Extracted data entries:
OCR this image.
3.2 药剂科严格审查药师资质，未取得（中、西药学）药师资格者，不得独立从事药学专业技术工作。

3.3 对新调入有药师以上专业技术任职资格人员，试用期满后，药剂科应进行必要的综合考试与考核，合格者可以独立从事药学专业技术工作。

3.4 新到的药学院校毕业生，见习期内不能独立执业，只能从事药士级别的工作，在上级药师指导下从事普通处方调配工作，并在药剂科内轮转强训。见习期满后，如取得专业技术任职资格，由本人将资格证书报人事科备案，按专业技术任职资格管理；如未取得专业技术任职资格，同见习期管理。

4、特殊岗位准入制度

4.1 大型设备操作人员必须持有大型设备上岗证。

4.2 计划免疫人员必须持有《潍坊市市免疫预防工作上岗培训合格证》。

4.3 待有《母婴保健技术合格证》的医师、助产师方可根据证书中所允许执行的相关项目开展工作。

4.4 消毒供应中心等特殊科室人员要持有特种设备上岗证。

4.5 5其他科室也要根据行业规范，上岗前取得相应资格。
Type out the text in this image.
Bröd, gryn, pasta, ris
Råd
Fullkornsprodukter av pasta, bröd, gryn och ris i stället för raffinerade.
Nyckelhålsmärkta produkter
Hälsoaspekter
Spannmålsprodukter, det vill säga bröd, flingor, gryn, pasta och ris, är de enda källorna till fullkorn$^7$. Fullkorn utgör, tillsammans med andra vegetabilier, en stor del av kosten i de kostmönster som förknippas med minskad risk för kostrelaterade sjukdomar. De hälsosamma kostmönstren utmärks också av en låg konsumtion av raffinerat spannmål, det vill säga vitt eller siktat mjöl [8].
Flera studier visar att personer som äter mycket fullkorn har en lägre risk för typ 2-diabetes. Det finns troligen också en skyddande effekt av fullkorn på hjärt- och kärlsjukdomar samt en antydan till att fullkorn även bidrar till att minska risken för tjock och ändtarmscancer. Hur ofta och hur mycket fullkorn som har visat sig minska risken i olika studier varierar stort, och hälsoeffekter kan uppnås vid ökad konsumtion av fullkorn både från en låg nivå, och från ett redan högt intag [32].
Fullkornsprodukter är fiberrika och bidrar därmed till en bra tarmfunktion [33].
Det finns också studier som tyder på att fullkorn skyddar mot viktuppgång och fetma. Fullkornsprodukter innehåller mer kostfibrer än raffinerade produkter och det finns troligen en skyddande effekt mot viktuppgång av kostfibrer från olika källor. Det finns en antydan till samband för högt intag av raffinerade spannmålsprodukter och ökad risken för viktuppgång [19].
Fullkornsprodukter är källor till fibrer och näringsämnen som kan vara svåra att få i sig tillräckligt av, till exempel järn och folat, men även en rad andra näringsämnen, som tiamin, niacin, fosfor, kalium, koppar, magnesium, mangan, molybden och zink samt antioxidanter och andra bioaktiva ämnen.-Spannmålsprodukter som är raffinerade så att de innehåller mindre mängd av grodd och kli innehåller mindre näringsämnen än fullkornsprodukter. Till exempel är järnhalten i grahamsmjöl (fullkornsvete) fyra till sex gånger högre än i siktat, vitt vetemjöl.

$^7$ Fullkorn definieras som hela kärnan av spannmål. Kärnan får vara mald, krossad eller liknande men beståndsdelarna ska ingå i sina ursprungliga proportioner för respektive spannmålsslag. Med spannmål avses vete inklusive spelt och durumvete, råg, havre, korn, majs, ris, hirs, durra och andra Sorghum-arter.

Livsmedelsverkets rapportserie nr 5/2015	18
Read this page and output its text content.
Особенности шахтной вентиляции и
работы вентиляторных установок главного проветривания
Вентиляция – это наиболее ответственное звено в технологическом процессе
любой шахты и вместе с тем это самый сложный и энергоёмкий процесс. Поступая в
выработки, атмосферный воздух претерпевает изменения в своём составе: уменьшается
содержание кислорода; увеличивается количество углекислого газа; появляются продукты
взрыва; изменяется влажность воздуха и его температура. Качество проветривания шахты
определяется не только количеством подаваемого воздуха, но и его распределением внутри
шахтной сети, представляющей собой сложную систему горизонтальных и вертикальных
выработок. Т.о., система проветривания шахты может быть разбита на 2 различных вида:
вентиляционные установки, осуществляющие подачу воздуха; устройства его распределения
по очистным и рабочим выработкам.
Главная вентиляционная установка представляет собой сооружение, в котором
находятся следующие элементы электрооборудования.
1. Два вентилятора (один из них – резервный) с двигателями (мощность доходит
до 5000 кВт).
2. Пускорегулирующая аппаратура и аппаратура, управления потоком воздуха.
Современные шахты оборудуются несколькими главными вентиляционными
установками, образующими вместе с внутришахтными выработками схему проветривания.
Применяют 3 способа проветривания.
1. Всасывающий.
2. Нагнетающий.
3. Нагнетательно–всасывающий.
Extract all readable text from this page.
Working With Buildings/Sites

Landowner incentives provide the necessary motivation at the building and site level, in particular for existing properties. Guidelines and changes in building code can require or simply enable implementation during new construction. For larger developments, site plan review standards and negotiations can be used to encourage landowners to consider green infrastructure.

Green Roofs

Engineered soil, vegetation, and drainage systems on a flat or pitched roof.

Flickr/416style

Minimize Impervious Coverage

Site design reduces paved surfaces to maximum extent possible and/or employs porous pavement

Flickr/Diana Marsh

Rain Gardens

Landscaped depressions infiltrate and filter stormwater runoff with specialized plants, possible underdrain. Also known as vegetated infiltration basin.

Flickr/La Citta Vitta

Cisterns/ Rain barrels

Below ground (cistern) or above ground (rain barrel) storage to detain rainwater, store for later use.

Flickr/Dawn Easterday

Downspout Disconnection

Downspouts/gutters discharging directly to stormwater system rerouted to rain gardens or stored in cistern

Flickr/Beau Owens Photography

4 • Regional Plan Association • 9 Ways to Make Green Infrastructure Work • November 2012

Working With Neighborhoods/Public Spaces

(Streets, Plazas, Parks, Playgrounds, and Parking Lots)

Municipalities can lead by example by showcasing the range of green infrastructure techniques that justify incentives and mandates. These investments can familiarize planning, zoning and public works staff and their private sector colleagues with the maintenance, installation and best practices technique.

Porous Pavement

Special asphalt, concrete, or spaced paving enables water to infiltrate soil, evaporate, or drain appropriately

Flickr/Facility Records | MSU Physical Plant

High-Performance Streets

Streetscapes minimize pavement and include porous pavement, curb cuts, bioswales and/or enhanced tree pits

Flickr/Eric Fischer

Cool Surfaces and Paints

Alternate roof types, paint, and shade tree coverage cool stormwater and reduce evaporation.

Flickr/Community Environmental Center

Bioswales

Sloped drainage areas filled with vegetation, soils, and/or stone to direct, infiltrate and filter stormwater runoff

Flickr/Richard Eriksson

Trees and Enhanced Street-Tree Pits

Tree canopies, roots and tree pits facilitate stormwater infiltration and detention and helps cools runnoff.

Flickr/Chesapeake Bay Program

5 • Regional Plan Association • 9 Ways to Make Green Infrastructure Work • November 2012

-- Instructions to follow --
Which lines hold the string "November"? Copy all of them from the data above.

-- Answer --
4 • Regional Plan Association • 9 Ways to Make Green Infrastructure Work • November 2012
5 • Regional Plan Association • 9 Ways to Make Green Infrastructure Work • November 2012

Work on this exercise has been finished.